* [Task directions] Copy the lines below verbatim, from the line containing "app-bar: Tweet [0,38,540,120]" through the line containing "camera-icon [488,832,522,860]", including both of those lines.

* [Materials provided]

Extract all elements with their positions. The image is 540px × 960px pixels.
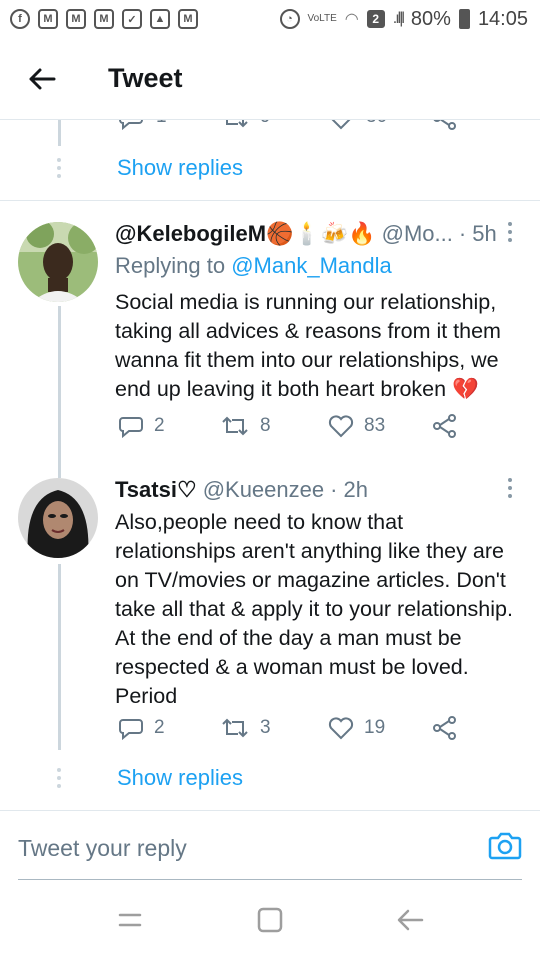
app-bar: Tweet [0,38,540,120]
reply-icon[interactable] [118,120,144,130]
reply-icon [119,719,143,740]
timestamp: · 2h [330,477,369,502]
more-options-icon[interactable] [506,478,514,498]
previous-tweet-actions: 1 9 30 [0,120,540,130]
user-handle[interactable]: @Mo... [382,221,453,247]
clock: 14:05 [477,7,528,30]
ellipsis-icon [55,768,63,788]
share-icon[interactable] [432,120,458,130]
recent-apps-button[interactable] [110,900,150,940]
camera-button[interactable] [488,831,522,861]
share-button[interactable] [432,414,458,438]
previous-like-count: 30 [366,120,387,128]
previous-reply-count: 1 [156,120,167,128]
tweet-text: Social media is running our relationship… [115,290,501,401]
like-icon[interactable] [328,120,354,130]
tweet-actions: 2 8 83 [115,414,475,444]
like-icon [328,415,354,438]
gmail-icon: M [66,9,86,29]
home-icon [257,907,283,933]
reply-input[interactable]: Tweet your reply [18,835,187,862]
retweet-icon[interactable] [220,120,250,130]
signal-icon: .ıl|l [392,10,405,27]
like-icon [328,717,354,740]
navigation-bar [0,880,540,960]
tweet-text: Also,people need to know that relationsh… [115,510,513,708]
previous-retweet-count: 9 [260,120,271,128]
avatar-photo [18,478,98,558]
retweet-count: 3 [260,717,271,738]
user-handle[interactable]: @Kueenzee [203,477,324,503]
tweet-header: @KelebogileM🏀🕯️🍻🔥 @Mo... · 5h [115,221,510,247]
battery-percent: 80% [410,7,451,30]
recent-apps-icon [118,913,142,927]
gmail-icon: M [178,9,198,29]
avatar[interactable] [18,222,98,302]
wifi-icon: ◠ [344,11,359,28]
replying-to: Replying to @Mank_Mandla [115,253,392,279]
show-replies-row[interactable]: Show replies [0,140,540,196]
replying-handle-link[interactable]: @Mank_Mandla [231,253,392,278]
sim-badge: 2 [366,10,385,28]
back-button[interactable] [0,38,84,120]
system-icons: ◔ VoLTE ◠ 2 .ıl|l 80% 14:05 [279,7,528,31]
like-count: 19 [364,717,386,738]
volte-icon: VoLTE [307,13,337,24]
gmail-icon: M [38,9,58,29]
more-options-icon[interactable] [506,222,514,242]
reply-button[interactable]: 2 [118,716,165,740]
like-button[interactable]: 19 [328,716,385,740]
show-replies-link[interactable]: Show replies [117,155,243,181]
reply-composer: Tweet your reply [0,810,540,880]
gallery-icon: ▲ [150,9,170,29]
avatar[interactable] [18,478,98,558]
camera-icon [488,832,522,860]
reply-icon [119,417,143,438]
share-icon [433,716,456,740]
avatar-photo [18,222,98,302]
share-icon [433,414,456,438]
arrow-left-icon [29,68,56,89]
retweet-button[interactable]: 3 [220,716,271,740]
tweet-header: Tsatsi♡ @Kueenzee · 2h [115,477,510,503]
like-button[interactable]: 83 [328,414,385,438]
tweet-actions: 2 3 19 [115,716,475,746]
show-replies-link[interactable]: Show replies [117,765,243,791]
display-name[interactable]: Tsatsi♡ [115,477,197,503]
replying-label: Replying to [115,253,226,278]
facebook-icon: f [10,9,30,29]
retweet-icon [222,416,248,436]
alarm-icon: ◔ [279,9,300,29]
page-title: Tweet [108,63,183,93]
tweet[interactable]: Tsatsi♡ @Kueenzee · 2h Also,people need … [0,460,540,750]
like-count: 83 [364,415,386,436]
reply-count: 2 [154,415,165,436]
share-button[interactable] [432,716,458,740]
tweet[interactable]: @KelebogileM🏀🕯️🍻🔥 @Mo... · 5h Replying t… [0,200,540,460]
timestamp: · 5h [458,221,497,246]
retweet-button[interactable]: 8 [220,414,271,438]
ellipsis-icon [55,158,63,178]
show-replies-row[interactable]: Show replies [0,750,540,806]
display-name[interactable]: @KelebogileM🏀🕯️🍻🔥 [115,221,376,247]
battery-icon [458,9,470,29]
retweet-icon [222,718,248,738]
thread-line [58,564,61,750]
thread-line [58,306,61,460]
thread-line [58,460,61,478]
retweet-count: 8 [260,415,271,436]
home-button[interactable] [250,900,290,940]
gmail-icon: M [94,9,114,29]
tweet-thread[interactable]: 1 9 30 Show replies @KelebogileM🏀🕯️🍻� [0,120,540,810]
notification-icons: f M M M ✓ ▲ M [10,9,198,29]
reply-button[interactable]: 2 [118,414,165,438]
status-bar: f M M M ✓ ▲ M ◔ VoLTE ◠ 2 .ıl|l 80% 14:0… [0,0,540,38]
system-back-button[interactable] [390,900,430,940]
reply-count: 2 [154,717,165,738]
checkbox-icon: ✓ [122,9,142,29]
back-arrow-icon [397,909,424,931]
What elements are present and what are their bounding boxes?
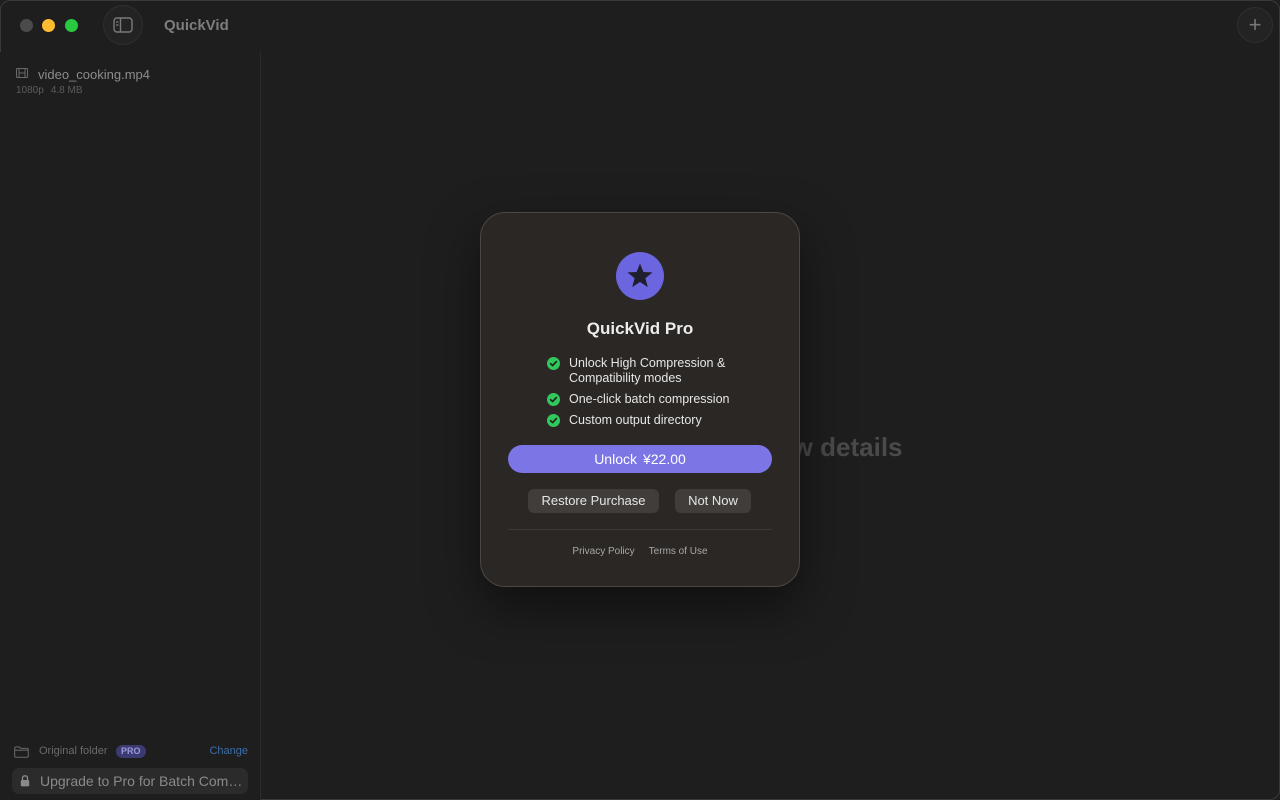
feature-label: Unlock High Compression & Compatibility … — [569, 356, 726, 385]
upgrade-to-pro-button[interactable]: Upgrade to Pro for Batch Comp... — [12, 768, 248, 794]
upgrade-label: Upgrade to Pro for Batch Comp... — [40, 773, 244, 789]
sidebar-toggle-button[interactable] — [104, 6, 142, 44]
add-file-button[interactable]: + — [1238, 8, 1272, 42]
privacy-policy-link[interactable]: Privacy Policy — [572, 546, 634, 557]
window-zoom-button[interactable] — [65, 19, 78, 32]
pro-upgrade-dialog: QuickVid Pro Unlock High Compression & C… — [481, 213, 799, 586]
check-icon — [547, 393, 560, 406]
pro-badge: PRO — [116, 745, 146, 758]
file-size: 4.8 MB — [50, 85, 83, 96]
file-name: video_cooking.mp4 — [38, 67, 151, 82]
lock-icon — [20, 775, 30, 787]
output-folder-row: Original folder PRO Change — [14, 744, 248, 760]
sidebar: video_cooking.mp4 1080p 4.8 MB Original f… — [0, 52, 261, 800]
app-title: QuickVid — [164, 17, 229, 34]
window-close-button[interactable] — [20, 19, 33, 32]
price-label: ¥22.00 — [642, 451, 686, 467]
feature-item: Unlock High Compression & Compatibility … — [547, 356, 747, 386]
change-folder-link[interactable]: Change — [209, 745, 248, 757]
sidebar-toggle-icon — [113, 17, 133, 33]
feature-label: Custom output directory — [569, 413, 702, 427]
restore-purchase-button[interactable]: Restore Purchase — [528, 489, 659, 513]
folder-icon — [14, 746, 29, 758]
file-meta: 1080p 4.8 MB — [16, 85, 83, 96]
plus-icon: + — [1248, 12, 1262, 37]
feature-list: Unlock High Compression & Compatibility … — [547, 356, 747, 434]
unlock-label: Unlock — [594, 451, 637, 467]
titlebar: QuickVid + — [0, 0, 1280, 52]
not-now-button[interactable]: Not Now — [675, 489, 751, 513]
star-badge — [616, 252, 664, 300]
file-resolution: 1080p — [16, 85, 44, 96]
check-icon — [547, 414, 560, 427]
feature-label: One-click batch compression — [569, 392, 730, 406]
unlock-purchase-button[interactable]: Unlock ¥22.00 — [508, 445, 772, 473]
divider — [508, 529, 772, 530]
star-icon — [627, 263, 653, 288]
check-icon — [547, 357, 560, 370]
window-minimize-button[interactable] — [42, 19, 55, 32]
dialog-title: QuickVid Pro — [586, 319, 694, 338]
film-icon — [16, 68, 28, 78]
feature-item: Custom output directory — [547, 413, 747, 428]
feature-item: One-click batch compression — [547, 392, 747, 407]
terms-of-use-link[interactable]: Terms of Use — [649, 546, 708, 557]
app-window: QuickVid + video_cooking.mp4 1080p 4.8 MB… — [0, 0, 1280, 800]
legal-links: Privacy Policy Terms of Use — [481, 546, 799, 557]
output-folder-label: Original folder — [39, 745, 108, 757]
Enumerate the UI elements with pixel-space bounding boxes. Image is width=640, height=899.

* [The reply]
app-bar: Tweet [0,38,540,120]
reply-icon[interactable] [118,120,144,130]
reply-icon [119,719,143,740]
timestamp: · 2h [330,477,369,502]
more-options-icon[interactable] [506,478,514,498]
previous-tweet-actions: 1 9 30 [0,120,540,130]
user-handle[interactable]: @Mo... [382,221,453,247]
clock: 14:05 [477,7,528,30]
ellipsis-icon [55,768,63,788]
share-icon[interactable] [432,120,458,130]
recent-apps-button[interactable] [110,900,150,940]
camera-button[interactable] [488,831,522,861]
share-button[interactable] [432,414,458,438]
previous-like-count: 30 [366,120,387,128]
previous-reply-count: 1 [156,120,167,128]
tweet-text: Social media is running our relationship… [115,290,501,401]
like-icon[interactable] [328,120,354,130]
tweet-actions: 2 8 83 [115,414,475,444]
like-icon [328,415,354,438]
gmail-icon: M [66,9,86,29]
home-icon [257,907,283,933]
reply-input[interactable]: Tweet your reply [18,835,187,862]
retweet-icon[interactable] [220,120,250,130]
signal-icon: .ıl|l [392,10,405,27]
like-icon [328,717,354,740]
navigation-bar [0,880,540,960]
tweet-text: Also,people need to know that relationsh… [115,510,513,708]
previous-retweet-count: 9 [260,120,271,128]
avatar-photo [18,478,98,558]
retweet-count: 3 [260,717,271,738]
user-handle[interactable]: @Kueenzee [203,477,324,503]
tweet-header: @KelebogileM🏀🕯️🍻🔥 @Mo... · 5h [115,221,510,247]
battery-percent: 80% [410,7,451,30]
recent-apps-icon [118,913,142,927]
gmail-icon: M [178,9,198,29]
avatar[interactable] [18,222,98,302]
wifi-icon: ◠ [344,11,359,28]
replying-to: Replying to @Mank_Mandla [115,253,392,279]
show-replies-row[interactable]: Show replies [0,140,540,196]
replying-handle-link[interactable]: @Mank_Mandla [231,253,392,278]
sim-badge: 2 [366,10,385,28]
back-button[interactable] [0,38,84,120]
system-icons: ◔ VoLTE ◠ 2 .ıl|l 80% 14:05 [279,7,528,31]
like-count: 19 [364,717,386,738]
volte-icon: VoLTE [307,13,337,24]
gmail-icon: M [38,9,58,29]
more-options-icon[interactable] [506,222,514,242]
reply-button[interactable]: 2 [118,716,165,740]
like-button[interactable]: 19 [328,716,385,740]
show-replies-link[interactable]: Show replies [117,155,243,181]
reply-composer: Tweet your reply [0,810,540,880]
gallery-icon: ▲ [150,9,170,29]
avatar[interactable] [18,478,98,558]
camera-icon [488,832,522,860]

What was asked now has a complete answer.